### WORK INSTRUCTIONS
Write out each line in which the string "series" is present.

### Figure contents as structured data
>> begin
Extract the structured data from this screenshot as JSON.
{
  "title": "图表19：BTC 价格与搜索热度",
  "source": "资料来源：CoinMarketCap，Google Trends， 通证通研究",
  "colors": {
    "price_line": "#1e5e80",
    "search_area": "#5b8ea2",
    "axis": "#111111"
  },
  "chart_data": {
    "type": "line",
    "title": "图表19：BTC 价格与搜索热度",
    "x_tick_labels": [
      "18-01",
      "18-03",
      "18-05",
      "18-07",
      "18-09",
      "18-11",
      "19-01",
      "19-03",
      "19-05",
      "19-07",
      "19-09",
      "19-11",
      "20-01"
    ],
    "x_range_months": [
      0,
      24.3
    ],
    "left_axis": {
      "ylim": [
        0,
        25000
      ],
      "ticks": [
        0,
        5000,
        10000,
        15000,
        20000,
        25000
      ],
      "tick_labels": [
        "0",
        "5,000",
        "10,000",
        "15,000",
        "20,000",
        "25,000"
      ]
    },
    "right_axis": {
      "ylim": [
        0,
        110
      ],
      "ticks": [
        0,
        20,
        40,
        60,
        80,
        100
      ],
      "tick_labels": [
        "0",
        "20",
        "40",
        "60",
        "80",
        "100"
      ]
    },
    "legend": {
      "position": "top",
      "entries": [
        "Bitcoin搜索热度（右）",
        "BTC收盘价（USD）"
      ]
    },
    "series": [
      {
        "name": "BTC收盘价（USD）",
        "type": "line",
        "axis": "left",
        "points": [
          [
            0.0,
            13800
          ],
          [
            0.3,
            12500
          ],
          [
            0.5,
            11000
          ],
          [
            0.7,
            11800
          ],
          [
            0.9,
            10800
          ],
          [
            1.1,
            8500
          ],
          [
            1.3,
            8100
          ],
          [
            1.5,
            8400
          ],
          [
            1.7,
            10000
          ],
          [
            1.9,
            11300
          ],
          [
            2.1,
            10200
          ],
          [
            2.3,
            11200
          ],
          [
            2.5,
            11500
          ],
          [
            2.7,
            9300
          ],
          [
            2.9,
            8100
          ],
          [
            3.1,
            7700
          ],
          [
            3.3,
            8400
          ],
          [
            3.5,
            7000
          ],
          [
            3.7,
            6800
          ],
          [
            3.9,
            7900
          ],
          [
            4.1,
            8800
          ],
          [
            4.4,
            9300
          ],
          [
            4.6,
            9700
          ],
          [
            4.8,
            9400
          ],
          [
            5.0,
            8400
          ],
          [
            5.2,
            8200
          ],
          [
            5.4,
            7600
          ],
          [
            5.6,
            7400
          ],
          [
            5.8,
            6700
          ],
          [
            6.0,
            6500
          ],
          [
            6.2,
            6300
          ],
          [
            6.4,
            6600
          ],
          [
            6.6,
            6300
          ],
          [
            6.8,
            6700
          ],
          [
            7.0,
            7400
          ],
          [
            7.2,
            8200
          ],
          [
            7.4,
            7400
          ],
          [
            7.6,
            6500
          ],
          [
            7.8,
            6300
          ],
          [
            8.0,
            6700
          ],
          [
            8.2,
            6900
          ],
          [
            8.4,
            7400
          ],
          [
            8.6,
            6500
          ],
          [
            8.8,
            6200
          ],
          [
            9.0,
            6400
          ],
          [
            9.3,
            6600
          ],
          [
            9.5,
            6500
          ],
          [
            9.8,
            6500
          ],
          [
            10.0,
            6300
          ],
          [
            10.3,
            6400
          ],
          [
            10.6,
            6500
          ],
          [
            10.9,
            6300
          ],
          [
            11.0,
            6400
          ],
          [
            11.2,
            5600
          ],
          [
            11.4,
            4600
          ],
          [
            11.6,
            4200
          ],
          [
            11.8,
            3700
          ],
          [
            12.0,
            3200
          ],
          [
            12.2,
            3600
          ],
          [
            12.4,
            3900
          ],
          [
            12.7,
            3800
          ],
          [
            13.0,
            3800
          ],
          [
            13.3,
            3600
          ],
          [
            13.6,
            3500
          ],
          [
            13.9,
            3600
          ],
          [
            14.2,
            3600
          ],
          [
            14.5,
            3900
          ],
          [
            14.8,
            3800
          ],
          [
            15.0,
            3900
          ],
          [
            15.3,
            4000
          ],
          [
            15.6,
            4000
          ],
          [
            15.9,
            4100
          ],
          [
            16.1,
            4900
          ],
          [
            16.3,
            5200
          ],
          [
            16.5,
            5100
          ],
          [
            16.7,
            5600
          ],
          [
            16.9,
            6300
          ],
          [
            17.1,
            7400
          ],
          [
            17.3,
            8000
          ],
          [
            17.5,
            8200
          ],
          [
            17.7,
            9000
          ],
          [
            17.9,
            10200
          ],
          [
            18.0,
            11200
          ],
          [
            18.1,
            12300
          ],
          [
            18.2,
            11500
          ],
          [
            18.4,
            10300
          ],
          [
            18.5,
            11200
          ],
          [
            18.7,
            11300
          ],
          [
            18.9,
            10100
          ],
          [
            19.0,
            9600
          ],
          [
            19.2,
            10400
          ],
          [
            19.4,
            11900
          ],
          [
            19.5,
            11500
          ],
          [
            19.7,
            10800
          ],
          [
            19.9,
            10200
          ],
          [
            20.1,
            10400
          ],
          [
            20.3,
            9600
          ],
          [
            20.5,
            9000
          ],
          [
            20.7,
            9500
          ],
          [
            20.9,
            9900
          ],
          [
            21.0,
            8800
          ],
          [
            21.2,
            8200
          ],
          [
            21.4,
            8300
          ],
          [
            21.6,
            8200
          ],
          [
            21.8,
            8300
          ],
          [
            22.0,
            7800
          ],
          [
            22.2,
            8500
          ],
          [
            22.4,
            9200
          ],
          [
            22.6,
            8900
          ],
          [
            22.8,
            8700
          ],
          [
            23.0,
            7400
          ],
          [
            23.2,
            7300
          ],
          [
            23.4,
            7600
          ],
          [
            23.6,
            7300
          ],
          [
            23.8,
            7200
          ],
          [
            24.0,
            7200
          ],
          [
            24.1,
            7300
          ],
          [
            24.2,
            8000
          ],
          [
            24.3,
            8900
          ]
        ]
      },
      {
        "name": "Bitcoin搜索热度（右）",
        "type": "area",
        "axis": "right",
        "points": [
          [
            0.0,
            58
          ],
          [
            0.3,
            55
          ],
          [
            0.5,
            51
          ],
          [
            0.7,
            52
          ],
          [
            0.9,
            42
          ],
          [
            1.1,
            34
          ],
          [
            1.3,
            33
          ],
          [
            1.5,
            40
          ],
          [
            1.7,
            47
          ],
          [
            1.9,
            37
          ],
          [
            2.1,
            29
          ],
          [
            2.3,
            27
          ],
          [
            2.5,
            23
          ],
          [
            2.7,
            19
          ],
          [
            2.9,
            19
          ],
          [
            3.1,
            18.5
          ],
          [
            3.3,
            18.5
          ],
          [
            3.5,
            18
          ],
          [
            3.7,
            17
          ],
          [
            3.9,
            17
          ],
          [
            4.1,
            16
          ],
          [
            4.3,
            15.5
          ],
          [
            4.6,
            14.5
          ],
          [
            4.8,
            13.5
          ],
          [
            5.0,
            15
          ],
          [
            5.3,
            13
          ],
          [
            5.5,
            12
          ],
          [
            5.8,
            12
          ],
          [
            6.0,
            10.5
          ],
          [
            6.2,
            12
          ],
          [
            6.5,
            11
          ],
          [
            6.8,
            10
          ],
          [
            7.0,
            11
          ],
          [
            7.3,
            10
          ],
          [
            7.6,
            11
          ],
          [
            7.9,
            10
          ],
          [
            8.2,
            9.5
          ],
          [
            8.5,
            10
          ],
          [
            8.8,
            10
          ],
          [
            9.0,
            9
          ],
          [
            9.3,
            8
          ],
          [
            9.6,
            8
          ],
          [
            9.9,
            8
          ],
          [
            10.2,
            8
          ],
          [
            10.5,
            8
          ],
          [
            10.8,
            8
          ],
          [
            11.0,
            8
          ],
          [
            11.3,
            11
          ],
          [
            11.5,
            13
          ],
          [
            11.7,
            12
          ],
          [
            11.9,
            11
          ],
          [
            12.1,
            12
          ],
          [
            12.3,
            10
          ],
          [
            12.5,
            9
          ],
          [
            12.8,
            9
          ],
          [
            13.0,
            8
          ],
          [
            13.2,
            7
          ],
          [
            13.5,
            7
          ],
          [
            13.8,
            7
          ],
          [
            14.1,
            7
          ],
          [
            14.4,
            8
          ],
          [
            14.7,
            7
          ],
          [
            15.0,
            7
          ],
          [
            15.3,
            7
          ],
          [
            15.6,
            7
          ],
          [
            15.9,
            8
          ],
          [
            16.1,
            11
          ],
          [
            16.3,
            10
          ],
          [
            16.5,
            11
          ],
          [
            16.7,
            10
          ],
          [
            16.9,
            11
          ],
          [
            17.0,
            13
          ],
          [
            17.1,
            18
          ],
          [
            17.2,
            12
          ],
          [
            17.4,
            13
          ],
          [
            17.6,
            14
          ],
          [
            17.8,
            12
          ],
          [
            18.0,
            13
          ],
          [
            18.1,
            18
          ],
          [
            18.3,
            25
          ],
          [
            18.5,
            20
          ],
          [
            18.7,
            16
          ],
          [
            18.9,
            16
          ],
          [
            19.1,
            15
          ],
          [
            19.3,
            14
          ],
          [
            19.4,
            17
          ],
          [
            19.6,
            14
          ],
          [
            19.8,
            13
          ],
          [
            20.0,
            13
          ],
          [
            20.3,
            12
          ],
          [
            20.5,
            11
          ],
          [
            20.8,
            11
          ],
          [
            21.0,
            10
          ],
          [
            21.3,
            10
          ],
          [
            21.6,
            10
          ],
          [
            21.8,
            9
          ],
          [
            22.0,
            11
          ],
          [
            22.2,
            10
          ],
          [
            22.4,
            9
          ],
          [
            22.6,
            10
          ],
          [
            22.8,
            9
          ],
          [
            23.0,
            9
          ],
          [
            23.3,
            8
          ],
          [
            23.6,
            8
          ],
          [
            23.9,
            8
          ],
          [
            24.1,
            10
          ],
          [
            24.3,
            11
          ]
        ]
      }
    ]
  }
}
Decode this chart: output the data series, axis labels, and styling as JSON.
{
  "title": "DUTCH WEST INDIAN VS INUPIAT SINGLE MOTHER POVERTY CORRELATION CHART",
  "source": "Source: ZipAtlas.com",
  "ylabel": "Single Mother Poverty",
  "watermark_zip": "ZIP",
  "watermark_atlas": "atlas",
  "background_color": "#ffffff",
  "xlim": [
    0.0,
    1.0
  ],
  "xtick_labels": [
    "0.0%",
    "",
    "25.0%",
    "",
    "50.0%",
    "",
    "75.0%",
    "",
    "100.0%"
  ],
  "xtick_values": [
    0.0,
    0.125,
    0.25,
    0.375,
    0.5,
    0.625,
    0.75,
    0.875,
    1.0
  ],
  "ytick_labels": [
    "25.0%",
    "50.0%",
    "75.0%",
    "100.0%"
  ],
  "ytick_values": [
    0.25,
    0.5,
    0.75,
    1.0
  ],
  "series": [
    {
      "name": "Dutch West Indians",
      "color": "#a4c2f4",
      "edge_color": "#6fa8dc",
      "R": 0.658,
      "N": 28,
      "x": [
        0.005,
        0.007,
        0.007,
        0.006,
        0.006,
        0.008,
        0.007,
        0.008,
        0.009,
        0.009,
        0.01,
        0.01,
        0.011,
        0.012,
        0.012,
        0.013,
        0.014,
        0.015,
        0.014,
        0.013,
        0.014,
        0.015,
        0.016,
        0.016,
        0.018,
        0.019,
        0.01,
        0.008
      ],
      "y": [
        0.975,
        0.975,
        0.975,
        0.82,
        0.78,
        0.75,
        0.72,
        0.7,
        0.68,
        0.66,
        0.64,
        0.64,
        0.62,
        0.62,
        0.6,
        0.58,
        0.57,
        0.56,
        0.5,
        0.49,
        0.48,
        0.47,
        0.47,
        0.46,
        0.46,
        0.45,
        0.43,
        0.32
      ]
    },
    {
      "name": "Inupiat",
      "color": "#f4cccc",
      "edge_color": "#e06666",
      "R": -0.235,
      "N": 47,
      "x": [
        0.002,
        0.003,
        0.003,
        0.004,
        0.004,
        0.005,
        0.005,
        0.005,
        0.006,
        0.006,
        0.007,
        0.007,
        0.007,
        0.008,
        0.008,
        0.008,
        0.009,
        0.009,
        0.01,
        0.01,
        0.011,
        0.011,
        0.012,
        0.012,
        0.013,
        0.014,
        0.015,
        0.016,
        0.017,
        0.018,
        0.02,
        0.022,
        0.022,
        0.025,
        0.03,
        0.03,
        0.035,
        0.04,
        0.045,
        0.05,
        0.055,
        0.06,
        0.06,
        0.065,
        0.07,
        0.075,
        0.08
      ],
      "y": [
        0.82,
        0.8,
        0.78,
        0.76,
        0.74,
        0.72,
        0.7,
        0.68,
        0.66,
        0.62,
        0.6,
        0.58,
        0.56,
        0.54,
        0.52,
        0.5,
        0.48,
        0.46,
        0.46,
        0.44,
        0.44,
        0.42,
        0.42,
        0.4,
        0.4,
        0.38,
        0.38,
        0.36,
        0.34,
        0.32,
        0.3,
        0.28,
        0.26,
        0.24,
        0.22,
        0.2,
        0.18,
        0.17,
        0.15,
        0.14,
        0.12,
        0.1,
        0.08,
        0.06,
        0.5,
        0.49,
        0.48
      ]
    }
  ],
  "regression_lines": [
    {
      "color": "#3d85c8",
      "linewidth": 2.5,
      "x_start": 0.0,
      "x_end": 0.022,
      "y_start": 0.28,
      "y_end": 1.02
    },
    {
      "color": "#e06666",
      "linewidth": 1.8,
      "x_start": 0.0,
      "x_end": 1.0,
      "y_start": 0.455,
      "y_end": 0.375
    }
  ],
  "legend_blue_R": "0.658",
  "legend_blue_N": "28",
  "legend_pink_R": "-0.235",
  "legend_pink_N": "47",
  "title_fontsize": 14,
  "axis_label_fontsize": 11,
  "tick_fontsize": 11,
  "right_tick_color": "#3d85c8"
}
>> end
### TASK SOLUTION
    "series": [
Decode this chart: output the data series, axis labels, and styling as JSON.
  "series": [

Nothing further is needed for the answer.